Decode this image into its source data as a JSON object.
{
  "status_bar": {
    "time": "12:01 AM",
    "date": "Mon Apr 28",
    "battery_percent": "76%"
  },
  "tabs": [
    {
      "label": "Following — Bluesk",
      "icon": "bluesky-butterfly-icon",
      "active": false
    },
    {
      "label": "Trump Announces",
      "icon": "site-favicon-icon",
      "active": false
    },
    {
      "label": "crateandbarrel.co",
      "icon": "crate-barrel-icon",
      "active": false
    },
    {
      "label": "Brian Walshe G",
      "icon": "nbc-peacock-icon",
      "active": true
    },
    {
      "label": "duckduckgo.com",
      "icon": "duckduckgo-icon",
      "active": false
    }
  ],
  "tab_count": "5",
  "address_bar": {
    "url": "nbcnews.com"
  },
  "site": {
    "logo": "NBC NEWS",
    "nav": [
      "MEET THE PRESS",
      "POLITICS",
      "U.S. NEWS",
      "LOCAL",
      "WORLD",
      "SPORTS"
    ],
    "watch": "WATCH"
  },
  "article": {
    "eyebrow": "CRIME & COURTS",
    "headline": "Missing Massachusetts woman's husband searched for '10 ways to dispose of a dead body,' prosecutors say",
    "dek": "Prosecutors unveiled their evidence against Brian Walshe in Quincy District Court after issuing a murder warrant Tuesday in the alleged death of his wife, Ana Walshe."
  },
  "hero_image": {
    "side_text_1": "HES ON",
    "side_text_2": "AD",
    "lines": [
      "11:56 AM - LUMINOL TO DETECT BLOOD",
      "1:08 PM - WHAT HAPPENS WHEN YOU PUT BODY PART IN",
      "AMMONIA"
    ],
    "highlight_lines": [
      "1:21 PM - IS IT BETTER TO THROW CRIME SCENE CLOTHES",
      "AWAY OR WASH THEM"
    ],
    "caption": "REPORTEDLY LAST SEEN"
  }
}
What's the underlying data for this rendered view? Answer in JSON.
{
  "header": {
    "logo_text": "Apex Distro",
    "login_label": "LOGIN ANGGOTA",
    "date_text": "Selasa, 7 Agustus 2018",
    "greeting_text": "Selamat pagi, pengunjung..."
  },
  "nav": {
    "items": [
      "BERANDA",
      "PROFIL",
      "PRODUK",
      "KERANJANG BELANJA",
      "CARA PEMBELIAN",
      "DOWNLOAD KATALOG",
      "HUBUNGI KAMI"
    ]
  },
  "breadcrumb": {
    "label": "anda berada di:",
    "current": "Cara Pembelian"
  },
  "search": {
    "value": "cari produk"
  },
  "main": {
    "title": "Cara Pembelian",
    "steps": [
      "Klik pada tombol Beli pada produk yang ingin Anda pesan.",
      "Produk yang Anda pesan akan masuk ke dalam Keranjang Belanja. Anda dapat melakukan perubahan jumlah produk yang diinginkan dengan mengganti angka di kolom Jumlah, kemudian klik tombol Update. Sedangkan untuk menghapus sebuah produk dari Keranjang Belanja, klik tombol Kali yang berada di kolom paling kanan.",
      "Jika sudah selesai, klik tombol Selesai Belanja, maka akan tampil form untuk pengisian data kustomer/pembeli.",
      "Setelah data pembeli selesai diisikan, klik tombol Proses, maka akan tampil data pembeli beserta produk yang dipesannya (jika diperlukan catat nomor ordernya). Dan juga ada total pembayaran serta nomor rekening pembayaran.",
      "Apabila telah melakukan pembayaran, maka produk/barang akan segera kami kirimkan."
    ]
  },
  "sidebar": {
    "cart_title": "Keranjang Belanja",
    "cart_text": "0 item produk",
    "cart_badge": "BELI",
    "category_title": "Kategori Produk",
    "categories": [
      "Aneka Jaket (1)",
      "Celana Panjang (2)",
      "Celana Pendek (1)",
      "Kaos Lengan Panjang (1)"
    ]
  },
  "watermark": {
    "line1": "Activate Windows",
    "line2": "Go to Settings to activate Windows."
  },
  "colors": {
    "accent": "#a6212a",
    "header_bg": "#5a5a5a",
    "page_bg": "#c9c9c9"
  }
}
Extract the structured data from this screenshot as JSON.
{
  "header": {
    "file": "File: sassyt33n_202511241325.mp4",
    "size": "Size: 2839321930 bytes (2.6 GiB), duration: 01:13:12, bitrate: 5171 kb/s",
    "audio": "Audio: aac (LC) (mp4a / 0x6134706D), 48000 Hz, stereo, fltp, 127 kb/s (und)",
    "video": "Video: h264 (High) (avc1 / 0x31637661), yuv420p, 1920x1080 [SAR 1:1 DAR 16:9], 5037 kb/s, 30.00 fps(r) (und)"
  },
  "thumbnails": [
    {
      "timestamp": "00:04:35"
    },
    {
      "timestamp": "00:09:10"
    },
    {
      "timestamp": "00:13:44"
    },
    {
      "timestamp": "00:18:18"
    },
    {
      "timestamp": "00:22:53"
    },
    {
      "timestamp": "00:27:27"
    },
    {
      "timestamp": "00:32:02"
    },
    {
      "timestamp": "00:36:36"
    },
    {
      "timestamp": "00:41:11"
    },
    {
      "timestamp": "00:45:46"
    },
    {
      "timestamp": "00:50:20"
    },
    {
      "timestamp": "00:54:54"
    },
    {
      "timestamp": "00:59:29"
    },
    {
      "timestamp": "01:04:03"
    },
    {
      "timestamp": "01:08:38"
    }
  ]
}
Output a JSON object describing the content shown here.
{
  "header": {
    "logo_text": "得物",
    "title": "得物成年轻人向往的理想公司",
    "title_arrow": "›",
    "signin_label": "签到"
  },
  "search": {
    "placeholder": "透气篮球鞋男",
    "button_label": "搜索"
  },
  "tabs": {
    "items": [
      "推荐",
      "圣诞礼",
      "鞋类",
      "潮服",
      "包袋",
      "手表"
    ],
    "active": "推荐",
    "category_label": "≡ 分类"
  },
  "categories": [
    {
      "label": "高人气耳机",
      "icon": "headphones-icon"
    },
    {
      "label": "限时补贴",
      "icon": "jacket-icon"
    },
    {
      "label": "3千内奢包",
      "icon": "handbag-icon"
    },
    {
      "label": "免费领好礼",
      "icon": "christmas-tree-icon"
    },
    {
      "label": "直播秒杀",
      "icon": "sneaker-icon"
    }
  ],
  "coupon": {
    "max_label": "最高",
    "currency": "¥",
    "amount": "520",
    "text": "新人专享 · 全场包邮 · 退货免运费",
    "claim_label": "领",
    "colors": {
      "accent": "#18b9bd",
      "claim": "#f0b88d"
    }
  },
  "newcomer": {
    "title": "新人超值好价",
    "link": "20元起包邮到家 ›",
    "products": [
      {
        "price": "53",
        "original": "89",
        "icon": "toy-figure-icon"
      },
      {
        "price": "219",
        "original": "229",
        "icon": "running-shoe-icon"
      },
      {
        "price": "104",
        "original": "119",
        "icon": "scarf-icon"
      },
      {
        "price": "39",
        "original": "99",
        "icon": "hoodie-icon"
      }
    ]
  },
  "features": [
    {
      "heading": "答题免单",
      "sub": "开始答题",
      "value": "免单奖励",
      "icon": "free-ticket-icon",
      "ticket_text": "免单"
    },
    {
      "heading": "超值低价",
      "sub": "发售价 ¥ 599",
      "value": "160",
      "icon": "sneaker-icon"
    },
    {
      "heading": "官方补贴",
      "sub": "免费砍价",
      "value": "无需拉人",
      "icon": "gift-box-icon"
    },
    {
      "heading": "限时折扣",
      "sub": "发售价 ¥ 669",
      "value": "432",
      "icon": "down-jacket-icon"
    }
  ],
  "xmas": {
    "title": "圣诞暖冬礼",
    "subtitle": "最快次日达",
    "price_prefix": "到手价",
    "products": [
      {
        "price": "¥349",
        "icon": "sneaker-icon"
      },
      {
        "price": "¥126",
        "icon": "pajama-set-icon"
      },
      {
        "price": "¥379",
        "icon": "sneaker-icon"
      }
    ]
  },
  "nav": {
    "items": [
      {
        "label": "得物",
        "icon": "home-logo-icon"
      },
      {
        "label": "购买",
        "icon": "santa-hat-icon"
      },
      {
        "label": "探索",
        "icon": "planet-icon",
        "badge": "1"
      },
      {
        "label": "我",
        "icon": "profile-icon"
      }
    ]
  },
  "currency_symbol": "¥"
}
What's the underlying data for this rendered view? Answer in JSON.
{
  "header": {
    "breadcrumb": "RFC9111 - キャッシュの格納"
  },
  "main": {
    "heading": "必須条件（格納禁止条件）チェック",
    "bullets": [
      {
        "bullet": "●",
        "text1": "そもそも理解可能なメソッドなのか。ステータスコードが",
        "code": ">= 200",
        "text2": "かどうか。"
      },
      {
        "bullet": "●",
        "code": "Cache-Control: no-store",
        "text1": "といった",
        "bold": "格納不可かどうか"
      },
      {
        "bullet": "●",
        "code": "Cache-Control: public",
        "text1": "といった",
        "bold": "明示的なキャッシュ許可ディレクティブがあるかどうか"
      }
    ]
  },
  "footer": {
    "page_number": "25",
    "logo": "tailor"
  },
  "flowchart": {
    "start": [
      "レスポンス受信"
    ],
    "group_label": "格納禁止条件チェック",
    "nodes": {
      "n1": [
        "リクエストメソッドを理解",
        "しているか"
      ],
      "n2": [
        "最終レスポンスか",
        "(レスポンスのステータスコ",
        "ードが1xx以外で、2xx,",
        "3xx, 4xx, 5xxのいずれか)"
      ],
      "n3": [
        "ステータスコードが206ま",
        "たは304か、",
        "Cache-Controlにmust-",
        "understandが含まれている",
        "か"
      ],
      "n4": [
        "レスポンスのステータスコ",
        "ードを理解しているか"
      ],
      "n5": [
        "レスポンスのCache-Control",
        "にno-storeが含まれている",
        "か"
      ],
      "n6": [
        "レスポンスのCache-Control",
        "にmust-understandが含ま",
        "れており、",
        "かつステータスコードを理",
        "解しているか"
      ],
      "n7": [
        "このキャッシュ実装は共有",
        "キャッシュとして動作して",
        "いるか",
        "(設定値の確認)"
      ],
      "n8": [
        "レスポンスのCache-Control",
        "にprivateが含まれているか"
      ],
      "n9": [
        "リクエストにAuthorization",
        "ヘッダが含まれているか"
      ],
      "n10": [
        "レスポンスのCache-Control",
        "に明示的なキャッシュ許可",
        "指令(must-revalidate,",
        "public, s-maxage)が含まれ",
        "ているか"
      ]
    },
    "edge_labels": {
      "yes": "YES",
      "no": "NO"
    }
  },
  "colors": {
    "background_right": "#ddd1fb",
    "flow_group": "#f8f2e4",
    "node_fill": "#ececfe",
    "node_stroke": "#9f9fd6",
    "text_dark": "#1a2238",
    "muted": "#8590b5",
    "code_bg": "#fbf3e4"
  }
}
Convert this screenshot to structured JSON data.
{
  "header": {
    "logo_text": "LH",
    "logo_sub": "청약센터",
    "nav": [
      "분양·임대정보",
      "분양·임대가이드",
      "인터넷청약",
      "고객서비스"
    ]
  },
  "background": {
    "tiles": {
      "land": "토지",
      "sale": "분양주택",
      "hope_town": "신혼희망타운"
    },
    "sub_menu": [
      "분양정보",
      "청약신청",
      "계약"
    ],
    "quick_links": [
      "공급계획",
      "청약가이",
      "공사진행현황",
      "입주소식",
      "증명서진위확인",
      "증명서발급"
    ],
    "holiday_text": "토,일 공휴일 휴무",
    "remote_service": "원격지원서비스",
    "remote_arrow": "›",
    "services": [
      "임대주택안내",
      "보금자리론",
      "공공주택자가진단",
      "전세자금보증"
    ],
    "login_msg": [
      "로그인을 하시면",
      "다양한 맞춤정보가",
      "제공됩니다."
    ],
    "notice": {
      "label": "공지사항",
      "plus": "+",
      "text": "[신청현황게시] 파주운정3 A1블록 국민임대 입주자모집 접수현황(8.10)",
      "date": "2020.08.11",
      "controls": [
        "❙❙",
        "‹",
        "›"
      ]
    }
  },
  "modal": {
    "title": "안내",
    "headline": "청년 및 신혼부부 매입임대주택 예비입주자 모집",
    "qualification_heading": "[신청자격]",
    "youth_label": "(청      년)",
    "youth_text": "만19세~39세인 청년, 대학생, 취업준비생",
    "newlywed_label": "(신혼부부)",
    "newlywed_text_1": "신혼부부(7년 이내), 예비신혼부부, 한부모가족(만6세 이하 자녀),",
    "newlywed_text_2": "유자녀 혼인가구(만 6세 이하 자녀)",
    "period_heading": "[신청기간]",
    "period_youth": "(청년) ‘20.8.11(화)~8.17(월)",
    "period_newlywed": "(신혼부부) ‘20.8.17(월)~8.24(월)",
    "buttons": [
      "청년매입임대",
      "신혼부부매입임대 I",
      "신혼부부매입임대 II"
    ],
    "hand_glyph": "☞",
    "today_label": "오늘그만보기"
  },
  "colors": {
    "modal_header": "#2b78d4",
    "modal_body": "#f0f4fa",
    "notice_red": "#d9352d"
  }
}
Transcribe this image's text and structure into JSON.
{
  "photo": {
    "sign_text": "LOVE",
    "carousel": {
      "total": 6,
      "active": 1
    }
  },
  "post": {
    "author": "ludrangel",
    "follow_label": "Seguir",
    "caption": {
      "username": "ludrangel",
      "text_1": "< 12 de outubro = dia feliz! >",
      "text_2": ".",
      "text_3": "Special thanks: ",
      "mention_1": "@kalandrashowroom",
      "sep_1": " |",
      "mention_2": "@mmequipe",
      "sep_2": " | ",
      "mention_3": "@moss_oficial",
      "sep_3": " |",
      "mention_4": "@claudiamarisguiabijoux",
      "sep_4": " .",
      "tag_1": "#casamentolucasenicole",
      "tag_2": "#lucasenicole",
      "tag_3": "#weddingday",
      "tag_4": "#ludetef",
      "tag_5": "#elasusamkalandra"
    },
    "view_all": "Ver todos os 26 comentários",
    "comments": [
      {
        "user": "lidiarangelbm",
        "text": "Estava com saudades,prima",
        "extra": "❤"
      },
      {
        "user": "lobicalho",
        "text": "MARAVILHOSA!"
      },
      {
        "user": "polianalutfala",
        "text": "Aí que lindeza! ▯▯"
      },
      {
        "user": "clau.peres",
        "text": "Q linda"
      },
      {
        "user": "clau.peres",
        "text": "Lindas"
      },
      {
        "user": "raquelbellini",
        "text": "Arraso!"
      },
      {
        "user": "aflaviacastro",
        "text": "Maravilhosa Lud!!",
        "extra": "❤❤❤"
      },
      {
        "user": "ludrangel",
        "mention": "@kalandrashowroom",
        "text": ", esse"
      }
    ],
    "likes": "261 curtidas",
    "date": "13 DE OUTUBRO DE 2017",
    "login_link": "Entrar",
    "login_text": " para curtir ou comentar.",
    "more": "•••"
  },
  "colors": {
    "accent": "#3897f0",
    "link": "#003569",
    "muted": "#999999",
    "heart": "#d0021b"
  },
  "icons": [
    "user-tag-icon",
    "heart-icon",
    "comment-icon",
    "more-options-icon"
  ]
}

→ Set exercise
Provide the number of lines in the data above that contain the string "total", and nothing else.

→ Output for this exercise
2